[Data listing]
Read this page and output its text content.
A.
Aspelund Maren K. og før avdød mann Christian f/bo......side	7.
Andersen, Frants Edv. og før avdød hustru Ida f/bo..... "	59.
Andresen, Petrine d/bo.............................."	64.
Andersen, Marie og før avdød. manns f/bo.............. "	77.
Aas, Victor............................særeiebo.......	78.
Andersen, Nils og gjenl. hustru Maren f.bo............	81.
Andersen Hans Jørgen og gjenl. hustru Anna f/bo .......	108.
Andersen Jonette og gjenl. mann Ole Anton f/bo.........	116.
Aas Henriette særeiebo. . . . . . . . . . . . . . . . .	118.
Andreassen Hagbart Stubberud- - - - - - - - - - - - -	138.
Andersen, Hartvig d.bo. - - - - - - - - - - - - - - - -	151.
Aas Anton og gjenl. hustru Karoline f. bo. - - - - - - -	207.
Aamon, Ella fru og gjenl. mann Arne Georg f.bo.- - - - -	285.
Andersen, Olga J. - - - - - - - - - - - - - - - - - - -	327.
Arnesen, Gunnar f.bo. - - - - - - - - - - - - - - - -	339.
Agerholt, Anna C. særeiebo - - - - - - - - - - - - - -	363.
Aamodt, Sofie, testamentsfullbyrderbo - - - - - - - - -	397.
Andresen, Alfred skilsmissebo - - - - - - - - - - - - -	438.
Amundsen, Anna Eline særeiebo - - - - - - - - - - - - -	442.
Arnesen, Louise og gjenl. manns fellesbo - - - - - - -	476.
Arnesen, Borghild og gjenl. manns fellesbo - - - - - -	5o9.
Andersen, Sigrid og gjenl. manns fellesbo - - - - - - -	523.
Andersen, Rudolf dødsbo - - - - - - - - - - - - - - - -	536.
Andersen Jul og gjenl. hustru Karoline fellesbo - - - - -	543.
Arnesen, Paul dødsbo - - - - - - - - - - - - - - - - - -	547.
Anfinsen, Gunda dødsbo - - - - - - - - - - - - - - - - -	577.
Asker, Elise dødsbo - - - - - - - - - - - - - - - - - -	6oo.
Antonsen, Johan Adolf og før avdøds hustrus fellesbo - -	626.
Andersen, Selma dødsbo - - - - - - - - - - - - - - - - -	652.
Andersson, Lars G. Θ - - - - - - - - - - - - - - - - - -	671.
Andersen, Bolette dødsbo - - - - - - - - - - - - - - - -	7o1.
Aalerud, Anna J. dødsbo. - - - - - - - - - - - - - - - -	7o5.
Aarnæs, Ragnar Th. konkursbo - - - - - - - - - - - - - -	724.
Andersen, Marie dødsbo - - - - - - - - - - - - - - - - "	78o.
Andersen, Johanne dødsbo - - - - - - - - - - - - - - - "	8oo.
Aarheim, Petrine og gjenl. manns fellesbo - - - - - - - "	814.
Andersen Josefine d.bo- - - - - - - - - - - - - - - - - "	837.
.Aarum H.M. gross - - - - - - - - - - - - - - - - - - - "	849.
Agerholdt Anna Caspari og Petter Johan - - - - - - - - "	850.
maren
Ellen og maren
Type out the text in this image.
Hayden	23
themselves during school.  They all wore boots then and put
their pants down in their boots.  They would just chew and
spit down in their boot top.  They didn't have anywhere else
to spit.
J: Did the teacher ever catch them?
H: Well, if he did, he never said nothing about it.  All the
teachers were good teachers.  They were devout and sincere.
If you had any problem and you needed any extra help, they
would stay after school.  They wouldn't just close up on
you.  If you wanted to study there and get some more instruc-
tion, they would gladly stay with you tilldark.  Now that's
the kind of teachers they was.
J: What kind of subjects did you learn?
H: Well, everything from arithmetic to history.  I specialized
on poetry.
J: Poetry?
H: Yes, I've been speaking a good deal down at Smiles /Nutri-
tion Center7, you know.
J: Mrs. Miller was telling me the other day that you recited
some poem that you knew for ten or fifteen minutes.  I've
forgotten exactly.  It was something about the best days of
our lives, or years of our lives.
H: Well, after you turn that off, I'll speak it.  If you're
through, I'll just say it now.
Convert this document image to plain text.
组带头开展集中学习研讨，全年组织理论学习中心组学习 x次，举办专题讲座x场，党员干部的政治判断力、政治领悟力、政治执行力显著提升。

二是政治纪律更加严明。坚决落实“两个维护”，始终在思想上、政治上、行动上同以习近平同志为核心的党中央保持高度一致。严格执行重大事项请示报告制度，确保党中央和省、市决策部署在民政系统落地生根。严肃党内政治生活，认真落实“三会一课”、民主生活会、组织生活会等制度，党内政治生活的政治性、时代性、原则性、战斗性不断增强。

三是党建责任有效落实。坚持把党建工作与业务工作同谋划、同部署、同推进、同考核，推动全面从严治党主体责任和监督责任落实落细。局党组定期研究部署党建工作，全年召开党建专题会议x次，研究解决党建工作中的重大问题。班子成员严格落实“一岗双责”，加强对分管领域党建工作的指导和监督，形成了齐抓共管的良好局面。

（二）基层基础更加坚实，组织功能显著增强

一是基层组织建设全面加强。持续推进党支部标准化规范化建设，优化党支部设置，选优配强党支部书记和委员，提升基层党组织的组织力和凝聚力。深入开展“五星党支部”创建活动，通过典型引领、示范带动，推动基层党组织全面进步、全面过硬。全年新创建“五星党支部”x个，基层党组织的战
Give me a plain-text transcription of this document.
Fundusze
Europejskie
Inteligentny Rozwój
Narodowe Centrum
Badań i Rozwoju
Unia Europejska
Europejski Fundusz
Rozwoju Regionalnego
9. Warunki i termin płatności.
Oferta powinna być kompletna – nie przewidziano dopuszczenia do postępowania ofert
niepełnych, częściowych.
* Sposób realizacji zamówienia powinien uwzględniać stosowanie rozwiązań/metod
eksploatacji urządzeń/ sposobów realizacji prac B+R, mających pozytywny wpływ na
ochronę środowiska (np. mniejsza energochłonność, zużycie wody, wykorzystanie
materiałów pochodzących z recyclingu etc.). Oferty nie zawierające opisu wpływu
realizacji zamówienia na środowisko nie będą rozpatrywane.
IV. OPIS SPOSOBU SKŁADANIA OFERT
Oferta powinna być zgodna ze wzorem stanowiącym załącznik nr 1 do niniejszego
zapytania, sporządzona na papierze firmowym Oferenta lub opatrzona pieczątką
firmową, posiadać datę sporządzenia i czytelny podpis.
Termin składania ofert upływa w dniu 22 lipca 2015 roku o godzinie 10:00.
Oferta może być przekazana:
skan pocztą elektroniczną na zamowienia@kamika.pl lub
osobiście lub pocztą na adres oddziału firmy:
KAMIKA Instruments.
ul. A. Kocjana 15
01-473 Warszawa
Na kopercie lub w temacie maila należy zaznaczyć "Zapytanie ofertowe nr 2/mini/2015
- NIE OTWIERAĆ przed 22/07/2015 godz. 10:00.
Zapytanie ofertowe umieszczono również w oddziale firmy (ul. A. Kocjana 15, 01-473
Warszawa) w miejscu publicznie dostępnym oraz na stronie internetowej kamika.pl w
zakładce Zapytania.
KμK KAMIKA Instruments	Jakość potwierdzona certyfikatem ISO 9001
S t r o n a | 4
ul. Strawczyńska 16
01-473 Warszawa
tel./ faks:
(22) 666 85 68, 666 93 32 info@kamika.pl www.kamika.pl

Goal of the exercise:
Tell how many lines above contain the word "stay". Give the number alone.

Complete output:
2